▶ [Task brief]:
Render every entry exactly as it appears.

*** Data provided

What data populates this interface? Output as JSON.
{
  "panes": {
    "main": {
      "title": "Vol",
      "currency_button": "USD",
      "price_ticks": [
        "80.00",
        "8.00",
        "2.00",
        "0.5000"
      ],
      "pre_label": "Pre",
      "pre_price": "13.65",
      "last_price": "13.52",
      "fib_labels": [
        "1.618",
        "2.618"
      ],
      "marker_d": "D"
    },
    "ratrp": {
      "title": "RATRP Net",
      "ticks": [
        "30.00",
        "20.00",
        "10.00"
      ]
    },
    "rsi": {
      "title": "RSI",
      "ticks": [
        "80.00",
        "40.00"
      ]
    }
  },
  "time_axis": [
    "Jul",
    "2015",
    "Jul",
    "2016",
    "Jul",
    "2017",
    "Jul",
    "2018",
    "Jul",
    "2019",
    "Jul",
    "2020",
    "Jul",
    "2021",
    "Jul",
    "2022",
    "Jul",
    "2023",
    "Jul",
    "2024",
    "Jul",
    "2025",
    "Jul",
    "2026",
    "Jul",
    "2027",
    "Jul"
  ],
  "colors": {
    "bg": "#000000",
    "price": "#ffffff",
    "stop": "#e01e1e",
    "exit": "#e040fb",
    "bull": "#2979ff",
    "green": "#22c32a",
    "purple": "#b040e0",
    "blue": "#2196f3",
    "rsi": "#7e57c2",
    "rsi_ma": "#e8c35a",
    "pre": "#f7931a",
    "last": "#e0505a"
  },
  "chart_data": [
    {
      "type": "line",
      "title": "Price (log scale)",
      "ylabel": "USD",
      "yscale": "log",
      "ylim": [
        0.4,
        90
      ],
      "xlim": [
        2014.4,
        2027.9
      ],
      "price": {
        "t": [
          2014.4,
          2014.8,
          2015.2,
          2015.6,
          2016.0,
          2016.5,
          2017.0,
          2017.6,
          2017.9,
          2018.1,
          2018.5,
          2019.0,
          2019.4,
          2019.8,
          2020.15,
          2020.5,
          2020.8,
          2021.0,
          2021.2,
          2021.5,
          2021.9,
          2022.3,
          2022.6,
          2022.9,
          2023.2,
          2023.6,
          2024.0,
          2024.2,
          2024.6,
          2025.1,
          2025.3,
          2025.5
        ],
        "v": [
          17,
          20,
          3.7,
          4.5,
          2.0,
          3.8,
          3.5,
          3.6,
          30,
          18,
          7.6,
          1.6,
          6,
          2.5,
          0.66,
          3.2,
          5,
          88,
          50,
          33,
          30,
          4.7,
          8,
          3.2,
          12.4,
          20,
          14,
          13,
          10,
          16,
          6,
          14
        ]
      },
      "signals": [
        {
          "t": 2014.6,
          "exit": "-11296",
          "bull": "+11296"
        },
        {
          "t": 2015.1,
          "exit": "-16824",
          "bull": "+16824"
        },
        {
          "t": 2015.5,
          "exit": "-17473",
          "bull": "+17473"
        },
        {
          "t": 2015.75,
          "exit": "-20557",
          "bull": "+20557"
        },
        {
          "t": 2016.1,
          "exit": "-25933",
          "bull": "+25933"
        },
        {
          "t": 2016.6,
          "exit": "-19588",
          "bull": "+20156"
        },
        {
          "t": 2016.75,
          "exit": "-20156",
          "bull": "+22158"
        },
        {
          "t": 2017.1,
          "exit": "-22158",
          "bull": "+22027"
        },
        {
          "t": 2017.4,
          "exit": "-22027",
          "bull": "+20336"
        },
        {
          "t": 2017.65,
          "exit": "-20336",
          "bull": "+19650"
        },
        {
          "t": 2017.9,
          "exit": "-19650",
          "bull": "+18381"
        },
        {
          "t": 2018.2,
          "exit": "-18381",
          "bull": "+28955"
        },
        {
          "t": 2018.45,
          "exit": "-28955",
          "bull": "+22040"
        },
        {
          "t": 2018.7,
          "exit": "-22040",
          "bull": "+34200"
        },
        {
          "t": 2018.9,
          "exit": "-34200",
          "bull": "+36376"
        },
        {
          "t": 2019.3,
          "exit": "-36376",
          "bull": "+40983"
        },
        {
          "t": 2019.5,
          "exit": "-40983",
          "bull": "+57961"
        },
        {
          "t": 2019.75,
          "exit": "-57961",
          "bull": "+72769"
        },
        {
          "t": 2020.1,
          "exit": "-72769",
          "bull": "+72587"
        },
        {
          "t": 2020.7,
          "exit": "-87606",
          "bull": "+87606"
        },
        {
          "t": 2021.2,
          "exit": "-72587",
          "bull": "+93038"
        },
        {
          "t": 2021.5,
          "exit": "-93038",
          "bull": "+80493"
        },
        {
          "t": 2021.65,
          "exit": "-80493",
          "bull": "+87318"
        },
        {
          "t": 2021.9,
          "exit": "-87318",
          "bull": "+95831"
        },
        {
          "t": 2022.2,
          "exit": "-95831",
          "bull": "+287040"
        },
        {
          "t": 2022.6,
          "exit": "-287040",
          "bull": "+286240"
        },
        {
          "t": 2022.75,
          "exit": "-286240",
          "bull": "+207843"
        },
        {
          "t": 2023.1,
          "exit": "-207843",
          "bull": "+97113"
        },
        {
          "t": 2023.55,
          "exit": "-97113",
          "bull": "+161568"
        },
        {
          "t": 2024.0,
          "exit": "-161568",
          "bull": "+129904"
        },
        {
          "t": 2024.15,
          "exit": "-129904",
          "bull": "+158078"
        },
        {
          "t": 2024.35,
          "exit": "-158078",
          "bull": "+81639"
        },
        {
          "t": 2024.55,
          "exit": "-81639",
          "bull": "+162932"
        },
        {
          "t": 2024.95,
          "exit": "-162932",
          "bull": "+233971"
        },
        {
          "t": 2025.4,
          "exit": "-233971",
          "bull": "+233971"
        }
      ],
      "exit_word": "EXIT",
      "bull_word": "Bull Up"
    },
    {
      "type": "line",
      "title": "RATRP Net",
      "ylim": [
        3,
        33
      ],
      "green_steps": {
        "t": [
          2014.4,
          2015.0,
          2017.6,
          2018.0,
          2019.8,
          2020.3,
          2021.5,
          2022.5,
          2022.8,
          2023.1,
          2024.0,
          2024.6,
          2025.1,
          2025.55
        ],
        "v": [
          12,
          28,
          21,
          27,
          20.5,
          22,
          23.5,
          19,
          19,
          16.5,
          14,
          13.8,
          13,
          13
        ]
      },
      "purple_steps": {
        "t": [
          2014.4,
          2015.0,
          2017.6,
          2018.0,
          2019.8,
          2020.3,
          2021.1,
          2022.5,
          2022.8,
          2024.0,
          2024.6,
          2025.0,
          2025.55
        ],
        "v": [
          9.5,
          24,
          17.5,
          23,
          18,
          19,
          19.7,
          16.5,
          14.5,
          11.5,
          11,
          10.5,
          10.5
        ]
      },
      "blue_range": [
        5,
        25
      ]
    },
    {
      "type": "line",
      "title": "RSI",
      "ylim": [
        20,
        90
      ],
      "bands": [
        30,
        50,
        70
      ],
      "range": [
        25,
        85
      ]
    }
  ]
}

******

▶ [Response to the exercise]:
What data populates this interface? Output as JSON.
{
  "panes": {
    "main": {
      "title": "Vol",
      "currency_button": "USD",
      "price_ticks": [
        "80.00",
        "8.00",
        "2.00",
        "0.5000"
      ],
      "pre_label": "Pre",
      "pre_price": "13.65",
      "last_price": "13.52",
      "fib_labels": [
        "1.618",
        "2.618"
      ],
      "marker_d": "D"
    },
    "ratrp": {
      "title": "RATRP Net",
      "ticks": [
        "30.00",
        "20.00",
        "10.00"
      ]
    },
    "rsi": {
      "title": "RSI",
      "ticks": [
        "80.00",
        "40.00"
      ]
    }
  },
  "time_axis": [
    "Jul",
    "2015",
    "Jul",
    "2016",
    "Jul",
    "2017",
    "Jul",
    "2018",
    "Jul",
    "2019",
    "Jul",
    "2020",
    "Jul",
    "2021",
    "Jul",
    "2022",
    "Jul",
    "2023",
    "Jul",
    "2024",
    "Jul",
    "2025",
    "Jul",
    "2026",
    "Jul",
    "2027",
    "Jul"
  ],
  "colors": {
    "bg": "#000000",
    "price": "#ffffff",
    "stop": "#e01e1e",
    "exit": "#e040fb",
    "bull": "#2979ff",
    "green": "#22c32a",
    "purple": "#b040e0",
    "blue": "#2196f3",
    "rsi": "#7e57c2",
    "rsi_ma": "#e8c35a",
    "pre": "#f7931a",
    "last": "#e0505a"
  },
  "chart_data": [
    {
      "type": "line",
      "title": "Price (log scale)",
      "ylabel": "USD",
      "yscale": "log",
      "ylim": [
        0.4,
        90
      ],
      "xlim": [
        2014.4,
        2027.9
      ],
      "price": {
        "t": [
          2014.4,
          2014.8,
          2015.2,
          2015.6,
          2016.0,
          2016.5,
          2017.0,
          2017.6,
          2017.9,
          2018.1,
          2018.5,
          2019.0,
          2019.4,
          2019.8,
          2020.15,
          2020.5,
          2020.8,
          2021.0,
          2021.2,
          2021.5,
          2021.9,
          2022.3,
          2022.6,
          2022.9,
          2023.2,
          2023.6,
          2024.0,
          2024.2,
          2024.6,
          2025.1,
          2025.3,
          2025.5
        ],
        "v": [
          17,
          20,
          3.7,
          4.5,
          2.0,
          3.8,
          3.5,
          3.6,
          30,
          18,
          7.6,
          1.6,
          6,
          2.5,
          0.66,
          3.2,
          5,
          88,
          50,
          33,
          30,
          4.7,
          8,
          3.2,
          12.4,
          20,
          14,
          13,
          10,
          16,
          6,
          14
        ]
      },
      "signals": [
        {
          "t": 2014.6,
          "exit": "-11296",
          "bull": "+11296"
        },
        {
          "t": 2015.1,
          "exit": "-16824",
          "bull": "+16824"
        },
        {
          "t": 2015.5,
          "exit": "-17473",
          "bull": "+17473"
        },
        {
          "t": 2015.75,
          "exit": "-20557",
          "bull": "+20557"
        },
        {
          "t": 2016.1,
          "exit": "-25933",
          "bull": "+25933"
        },
        {
          "t": 2016.6,
          "exit": "-19588",
          "bull": "+20156"
        },
        {
          "t": 2016.75,
          "exit": "-20156",
          "bull": "+22158"
        },
        {
          "t": 2017.1,
          "exit": "-22158",
          "bull": "+22027"
        },
        {
          "t": 2017.4,
          "exit": "-22027",
          "bull": "+20336"
        },
        {
          "t": 2017.65,
          "exit": "-20336",
          "bull": "+19650"
        },
        {
          "t": 2017.9,
          "exit": "-19650",
          "bull": "+18381"
        },
        {
          "t": 2018.2,
          "exit": "-18381",
          "bull": "+28955"
        },
        {
          "t": 2018.45,
          "exit": "-28955",
          "bull": "+22040"
        },
        {
          "t": 2018.7,
          "exit": "-22040",
          "bull": "+34200"
        },
        {
          "t": 2018.9,
          "exit": "-34200",
          "bull": "+36376"
        },
        {
          "t": 2019.3,
          "exit": "-36376",
          "bull": "+40983"
        },
        {
          "t": 2019.5,
          "exit": "-40983",
          "bull": "+57961"
        },
        {
          "t": 2019.75,
          "exit": "-57961",
          "bull": "+72769"
        },
        {
          "t": 2020.1,
          "exit": "-72769",
          "bull": "+72587"
        },
        {
          "t": 2020.7,
          "exit": "-87606",
          "bull": "+87606"
        },
        {
          "t": 2021.2,
          "exit": "-72587",
          "bull": "+93038"
        },
        {
          "t": 2021.5,
          "exit": "-93038",
          "bull": "+80493"
        },
        {
          "t": 2021.65,
          "exit": "-80493",
          "bull": "+87318"
        },
        {
          "t": 2021.9,
          "exit": "-87318",
          "bull": "+95831"
        },
        {
          "t": 2022.2,
          "exit": "-95831",
          "bull": "+287040"
        },
        {
          "t": 2022.6,
          "exit": "-287040",
          "bull": "+286240"
        },
        {
          "t": 2022.75,
          "exit": "-286240",
          "bull": "+207843"
        },
        {
          "t": 2023.1,
          "exit": "-207843",
          "bull": "+97113"
        },
        {
          "t": 2023.55,
          "exit": "-97113",
          "bull": "+161568"
        },
        {
          "t": 2024.0,
          "exit": "-161568",
          "bull": "+129904"
        },
        {
          "t": 2024.15,
          "exit": "-129904",
          "bull": "+158078"
        },
        {
          "t": 2024.35,
          "exit": "-158078",
          "bull": "+81639"
        },
        {
          "t": 2024.55,
          "exit": "-81639",
          "bull": "+162932"
        },
        {
          "t": 2024.95,
          "exit": "-162932",
          "bull": "+233971"
        },
        {
          "t": 2025.4,
          "exit": "-233971",
          "bull": "+233971"
        }
      ],
      "exit_word": "EXIT",
      "bull_word": "Bull Up"
    },
    {
      "type": "line",
      "title": "RATRP Net",
      "ylim": [
        3,
        33
      ],
      "green_steps": {
        "t": [
          2014.4,
          2015.0,
          2017.6,
          2018.0,
          2019.8,
          2020.3,
          2021.5,
          2022.5,
          2022.8,
          2023.1,
          2024.0,
          2024.6,
          2025.1,
          2025.55
        ],
        "v": [
          12,
          28,
          21,
          27,
          20.5,
          22,
          23.5,
          19,
          19,
          16.5,
          14,
          13.8,
          13,
          13
        ]
      },
      "purple_steps": {
        "t": [
          2014.4,
          2015.0,
          2017.6,
          2018.0,
          2019.8,
          2020.3,
          2021.1,
          2022.5,
          2022.8,
          2024.0,
          2024.6,
          2025.0,
          2025.55
        ],
        "v": [
          9.5,
          24,
          17.5,
          23,
          18,
          19,
          19.7,
          16.5,
          14.5,
          11.5,
          11,
          10.5,
          10.5
        ]
      },
      "blue_range": [
        5,
        25
      ]
    },
    {
      "type": "line",
      "title": "RSI",
      "ylim": [
        20,
        90
      ],
      "bands": [
        30,
        50,
        70
      ],
      "range": [
        25,
        85
      ]
    }
  ]
}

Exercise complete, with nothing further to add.